▸ Exercise instructions
Reproduce the data verbatim, everything from the line containing "bar-2019 <box>938 405 951 467</box>" down to the line containing "flowchart-col-header: TESTING RESULTS", including both of those lines.

▸ Source data
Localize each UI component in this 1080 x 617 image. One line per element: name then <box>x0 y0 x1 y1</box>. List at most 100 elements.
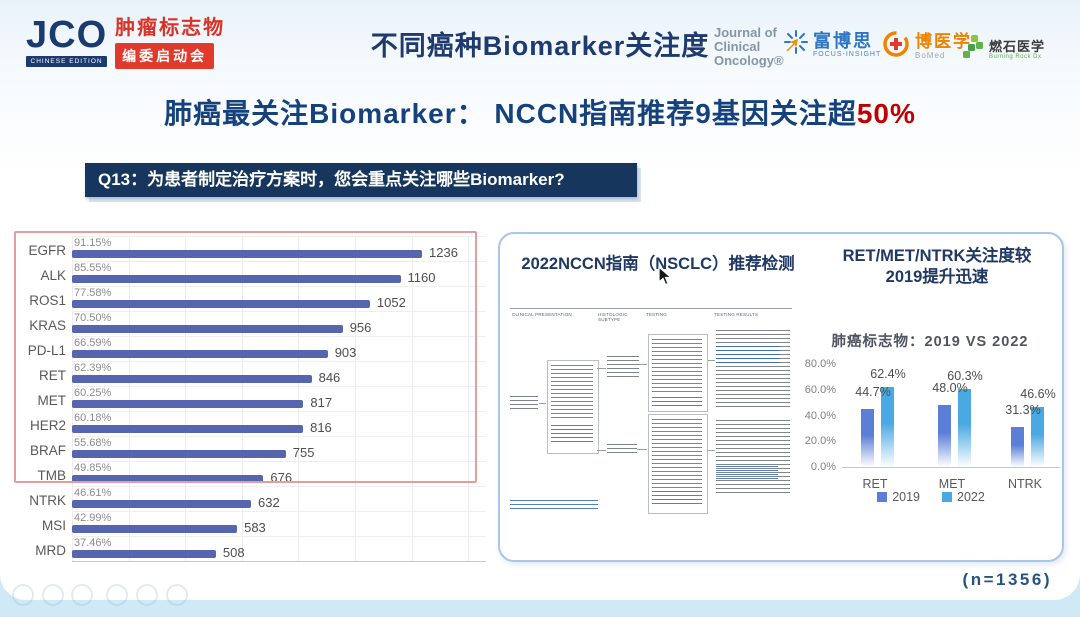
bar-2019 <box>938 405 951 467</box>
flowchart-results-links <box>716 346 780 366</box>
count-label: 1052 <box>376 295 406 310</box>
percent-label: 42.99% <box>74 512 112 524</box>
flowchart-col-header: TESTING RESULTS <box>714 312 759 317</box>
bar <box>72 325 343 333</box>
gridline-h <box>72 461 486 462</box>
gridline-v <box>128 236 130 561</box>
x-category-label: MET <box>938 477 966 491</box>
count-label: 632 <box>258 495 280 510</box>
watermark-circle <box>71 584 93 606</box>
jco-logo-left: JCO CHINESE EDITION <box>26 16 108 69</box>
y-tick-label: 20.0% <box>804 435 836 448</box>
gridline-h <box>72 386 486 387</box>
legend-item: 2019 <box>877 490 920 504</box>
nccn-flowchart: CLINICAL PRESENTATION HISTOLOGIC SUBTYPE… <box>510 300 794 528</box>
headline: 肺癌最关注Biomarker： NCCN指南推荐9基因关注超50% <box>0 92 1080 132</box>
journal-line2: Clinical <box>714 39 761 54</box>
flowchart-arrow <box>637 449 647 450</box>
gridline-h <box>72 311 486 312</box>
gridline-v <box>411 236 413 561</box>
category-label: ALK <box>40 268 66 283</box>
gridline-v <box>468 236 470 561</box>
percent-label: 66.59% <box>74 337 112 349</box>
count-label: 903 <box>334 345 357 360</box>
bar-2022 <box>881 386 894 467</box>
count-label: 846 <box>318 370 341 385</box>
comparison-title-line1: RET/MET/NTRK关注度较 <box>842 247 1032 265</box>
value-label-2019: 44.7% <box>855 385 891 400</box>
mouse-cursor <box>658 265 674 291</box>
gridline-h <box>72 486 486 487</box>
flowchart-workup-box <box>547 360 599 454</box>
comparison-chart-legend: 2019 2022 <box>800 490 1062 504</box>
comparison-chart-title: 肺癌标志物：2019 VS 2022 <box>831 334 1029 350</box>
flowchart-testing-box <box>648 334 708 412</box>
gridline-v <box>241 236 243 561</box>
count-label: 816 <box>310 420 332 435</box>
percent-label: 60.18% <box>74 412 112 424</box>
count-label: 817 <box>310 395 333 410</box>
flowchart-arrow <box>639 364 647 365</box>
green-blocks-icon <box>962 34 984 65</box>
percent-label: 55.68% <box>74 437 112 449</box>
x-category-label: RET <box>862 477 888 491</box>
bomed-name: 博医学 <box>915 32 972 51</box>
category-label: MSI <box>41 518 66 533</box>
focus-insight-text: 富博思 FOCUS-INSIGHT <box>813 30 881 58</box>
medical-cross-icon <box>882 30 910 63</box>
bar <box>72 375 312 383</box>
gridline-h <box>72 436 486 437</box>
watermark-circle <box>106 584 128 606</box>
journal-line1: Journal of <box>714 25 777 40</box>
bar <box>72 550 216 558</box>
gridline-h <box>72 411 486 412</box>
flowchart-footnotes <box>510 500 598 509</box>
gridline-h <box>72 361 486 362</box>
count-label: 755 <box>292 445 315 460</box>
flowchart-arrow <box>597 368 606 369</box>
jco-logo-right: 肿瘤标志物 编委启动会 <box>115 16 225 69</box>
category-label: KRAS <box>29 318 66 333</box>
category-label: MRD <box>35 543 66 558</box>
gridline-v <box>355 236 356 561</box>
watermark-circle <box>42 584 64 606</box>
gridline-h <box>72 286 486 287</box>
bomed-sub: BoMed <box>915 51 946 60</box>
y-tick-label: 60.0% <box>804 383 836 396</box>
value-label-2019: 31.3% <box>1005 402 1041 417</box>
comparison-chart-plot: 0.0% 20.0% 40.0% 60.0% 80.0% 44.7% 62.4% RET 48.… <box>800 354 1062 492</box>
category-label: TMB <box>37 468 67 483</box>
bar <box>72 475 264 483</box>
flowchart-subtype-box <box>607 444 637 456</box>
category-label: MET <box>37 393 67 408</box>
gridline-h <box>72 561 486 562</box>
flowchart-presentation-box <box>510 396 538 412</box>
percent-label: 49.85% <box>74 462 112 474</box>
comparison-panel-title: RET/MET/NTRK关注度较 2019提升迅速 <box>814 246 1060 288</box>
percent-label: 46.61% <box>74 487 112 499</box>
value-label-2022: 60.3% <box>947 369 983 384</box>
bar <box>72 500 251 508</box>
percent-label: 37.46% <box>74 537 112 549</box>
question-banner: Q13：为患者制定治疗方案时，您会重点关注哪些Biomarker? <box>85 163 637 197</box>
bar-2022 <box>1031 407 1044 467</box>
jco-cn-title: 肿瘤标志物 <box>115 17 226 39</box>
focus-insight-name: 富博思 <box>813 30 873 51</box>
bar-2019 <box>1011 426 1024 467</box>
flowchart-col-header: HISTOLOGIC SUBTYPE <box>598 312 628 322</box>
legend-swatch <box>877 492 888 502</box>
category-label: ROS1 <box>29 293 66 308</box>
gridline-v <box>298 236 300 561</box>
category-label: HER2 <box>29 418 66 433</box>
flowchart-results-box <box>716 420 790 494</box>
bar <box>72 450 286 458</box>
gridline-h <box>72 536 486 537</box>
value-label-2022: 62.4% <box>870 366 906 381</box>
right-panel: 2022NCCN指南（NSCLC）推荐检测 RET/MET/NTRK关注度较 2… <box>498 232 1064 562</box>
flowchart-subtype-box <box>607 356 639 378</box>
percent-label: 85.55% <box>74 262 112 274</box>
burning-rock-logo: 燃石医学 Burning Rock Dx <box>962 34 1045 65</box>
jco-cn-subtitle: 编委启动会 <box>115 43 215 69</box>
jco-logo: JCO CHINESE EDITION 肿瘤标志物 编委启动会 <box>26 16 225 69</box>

▸ Exercise result
bar-2019 <box>938 405 951 467</box>
flowchart-results-links <box>716 346 780 366</box>
count-label: 1052 <box>376 295 406 310</box>
percent-label: 42.99% <box>74 512 112 524</box>
flowchart-col-header: TESTING RESULTS <box>714 312 759 317</box>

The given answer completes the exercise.